Copy every line from the records below that holds the word "height".

**Figure collection entries:**

=-=-=

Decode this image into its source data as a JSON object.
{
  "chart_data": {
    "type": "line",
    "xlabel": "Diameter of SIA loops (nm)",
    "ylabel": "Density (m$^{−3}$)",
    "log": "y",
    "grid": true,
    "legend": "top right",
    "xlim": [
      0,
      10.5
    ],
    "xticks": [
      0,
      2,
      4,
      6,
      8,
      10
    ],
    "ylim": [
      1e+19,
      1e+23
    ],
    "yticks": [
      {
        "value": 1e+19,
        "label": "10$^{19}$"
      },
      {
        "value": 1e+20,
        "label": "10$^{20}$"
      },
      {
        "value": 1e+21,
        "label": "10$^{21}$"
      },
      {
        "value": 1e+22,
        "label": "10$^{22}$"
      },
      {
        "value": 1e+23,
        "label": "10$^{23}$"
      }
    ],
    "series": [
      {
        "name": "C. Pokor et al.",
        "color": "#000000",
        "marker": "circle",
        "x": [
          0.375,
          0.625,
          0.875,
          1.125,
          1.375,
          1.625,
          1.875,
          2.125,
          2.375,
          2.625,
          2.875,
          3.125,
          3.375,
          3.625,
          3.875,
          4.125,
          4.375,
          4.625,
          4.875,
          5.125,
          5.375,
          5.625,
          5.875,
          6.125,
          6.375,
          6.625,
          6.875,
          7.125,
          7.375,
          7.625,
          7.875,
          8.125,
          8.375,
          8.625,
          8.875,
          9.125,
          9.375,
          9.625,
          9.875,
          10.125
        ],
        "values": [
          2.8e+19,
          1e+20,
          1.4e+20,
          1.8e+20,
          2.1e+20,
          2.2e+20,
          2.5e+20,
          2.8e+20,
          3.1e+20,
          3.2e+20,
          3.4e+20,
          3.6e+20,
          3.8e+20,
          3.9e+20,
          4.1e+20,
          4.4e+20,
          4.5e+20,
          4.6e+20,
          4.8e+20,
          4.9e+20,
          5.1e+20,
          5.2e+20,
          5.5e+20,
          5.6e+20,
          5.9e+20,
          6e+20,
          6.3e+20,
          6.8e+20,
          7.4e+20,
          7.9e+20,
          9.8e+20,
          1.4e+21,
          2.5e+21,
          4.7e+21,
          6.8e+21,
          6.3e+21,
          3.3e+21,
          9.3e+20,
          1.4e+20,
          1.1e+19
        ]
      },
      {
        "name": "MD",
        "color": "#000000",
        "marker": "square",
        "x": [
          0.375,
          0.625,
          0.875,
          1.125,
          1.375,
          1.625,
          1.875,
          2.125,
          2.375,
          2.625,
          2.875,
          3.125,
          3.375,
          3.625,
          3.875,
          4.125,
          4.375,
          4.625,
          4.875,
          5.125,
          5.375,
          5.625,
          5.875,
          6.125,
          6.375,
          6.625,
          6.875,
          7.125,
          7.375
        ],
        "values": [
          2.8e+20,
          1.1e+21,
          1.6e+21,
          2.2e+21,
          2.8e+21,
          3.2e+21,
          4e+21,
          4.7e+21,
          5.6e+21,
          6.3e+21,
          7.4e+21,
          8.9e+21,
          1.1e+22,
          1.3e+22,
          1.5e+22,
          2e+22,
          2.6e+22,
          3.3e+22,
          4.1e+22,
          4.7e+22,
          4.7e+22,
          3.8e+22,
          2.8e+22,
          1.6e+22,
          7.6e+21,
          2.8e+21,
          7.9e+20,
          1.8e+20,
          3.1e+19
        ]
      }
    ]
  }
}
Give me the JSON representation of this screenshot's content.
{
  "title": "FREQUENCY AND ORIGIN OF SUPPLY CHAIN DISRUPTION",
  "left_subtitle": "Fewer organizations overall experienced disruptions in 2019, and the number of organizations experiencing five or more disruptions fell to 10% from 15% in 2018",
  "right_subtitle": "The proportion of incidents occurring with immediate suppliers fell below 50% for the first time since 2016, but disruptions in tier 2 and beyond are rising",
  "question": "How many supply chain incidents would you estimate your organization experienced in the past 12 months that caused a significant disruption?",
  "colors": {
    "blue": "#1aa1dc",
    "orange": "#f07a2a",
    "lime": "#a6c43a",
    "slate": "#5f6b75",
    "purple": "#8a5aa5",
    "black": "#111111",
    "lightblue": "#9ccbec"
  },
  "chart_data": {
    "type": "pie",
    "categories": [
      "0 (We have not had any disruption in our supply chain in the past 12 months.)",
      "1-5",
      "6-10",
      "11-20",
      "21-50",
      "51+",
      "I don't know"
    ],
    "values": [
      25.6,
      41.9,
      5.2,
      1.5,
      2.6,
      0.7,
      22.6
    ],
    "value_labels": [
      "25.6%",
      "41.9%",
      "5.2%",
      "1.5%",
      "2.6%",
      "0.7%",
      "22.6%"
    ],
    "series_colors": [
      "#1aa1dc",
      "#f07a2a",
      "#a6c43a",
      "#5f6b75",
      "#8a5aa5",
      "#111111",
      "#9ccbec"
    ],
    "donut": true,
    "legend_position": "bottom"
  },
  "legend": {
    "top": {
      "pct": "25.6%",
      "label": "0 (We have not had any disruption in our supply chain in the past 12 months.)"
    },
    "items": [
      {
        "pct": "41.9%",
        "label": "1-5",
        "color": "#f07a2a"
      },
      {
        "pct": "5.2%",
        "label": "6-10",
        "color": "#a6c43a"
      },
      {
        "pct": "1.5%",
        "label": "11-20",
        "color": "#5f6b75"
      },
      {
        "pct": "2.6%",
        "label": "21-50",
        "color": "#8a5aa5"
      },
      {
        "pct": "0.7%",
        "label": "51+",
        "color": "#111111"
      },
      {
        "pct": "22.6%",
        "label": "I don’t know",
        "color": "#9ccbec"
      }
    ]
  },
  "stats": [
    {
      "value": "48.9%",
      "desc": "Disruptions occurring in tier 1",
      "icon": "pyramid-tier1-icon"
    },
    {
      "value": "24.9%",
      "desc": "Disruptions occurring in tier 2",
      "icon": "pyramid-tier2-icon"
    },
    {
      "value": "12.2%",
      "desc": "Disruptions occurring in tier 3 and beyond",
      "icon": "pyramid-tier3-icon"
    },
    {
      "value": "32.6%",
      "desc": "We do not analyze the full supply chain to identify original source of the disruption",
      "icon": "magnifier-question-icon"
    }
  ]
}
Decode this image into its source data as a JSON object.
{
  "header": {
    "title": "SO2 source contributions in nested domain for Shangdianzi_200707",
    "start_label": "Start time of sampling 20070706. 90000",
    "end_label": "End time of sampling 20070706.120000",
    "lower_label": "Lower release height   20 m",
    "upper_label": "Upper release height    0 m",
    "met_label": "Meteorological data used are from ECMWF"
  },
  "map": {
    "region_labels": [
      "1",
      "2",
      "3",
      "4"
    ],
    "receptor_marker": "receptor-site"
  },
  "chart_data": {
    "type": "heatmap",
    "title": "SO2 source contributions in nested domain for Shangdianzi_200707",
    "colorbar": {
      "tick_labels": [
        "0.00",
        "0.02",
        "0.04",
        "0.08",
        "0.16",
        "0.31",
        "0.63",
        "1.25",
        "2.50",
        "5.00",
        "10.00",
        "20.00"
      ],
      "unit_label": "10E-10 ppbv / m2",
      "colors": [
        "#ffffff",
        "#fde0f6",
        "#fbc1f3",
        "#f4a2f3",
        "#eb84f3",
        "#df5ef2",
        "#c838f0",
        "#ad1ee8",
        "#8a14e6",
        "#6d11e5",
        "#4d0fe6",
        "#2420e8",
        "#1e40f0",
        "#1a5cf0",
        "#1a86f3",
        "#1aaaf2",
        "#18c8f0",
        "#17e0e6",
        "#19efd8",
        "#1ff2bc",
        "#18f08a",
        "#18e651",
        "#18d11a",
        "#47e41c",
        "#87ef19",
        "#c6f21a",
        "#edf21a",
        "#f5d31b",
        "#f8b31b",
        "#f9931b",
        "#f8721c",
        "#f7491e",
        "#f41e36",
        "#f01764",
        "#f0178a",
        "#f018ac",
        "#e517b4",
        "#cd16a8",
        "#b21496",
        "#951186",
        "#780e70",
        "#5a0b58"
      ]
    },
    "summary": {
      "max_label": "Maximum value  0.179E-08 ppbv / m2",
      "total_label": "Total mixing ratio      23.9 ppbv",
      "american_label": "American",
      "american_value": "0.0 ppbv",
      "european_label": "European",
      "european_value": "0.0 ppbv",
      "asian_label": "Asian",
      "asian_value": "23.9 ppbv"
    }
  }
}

=-=-=

**RESULT OF THIS TASK:**
    "lower_label": "Lower release height   20 m",
    "upper_label": "Upper release height    0 m",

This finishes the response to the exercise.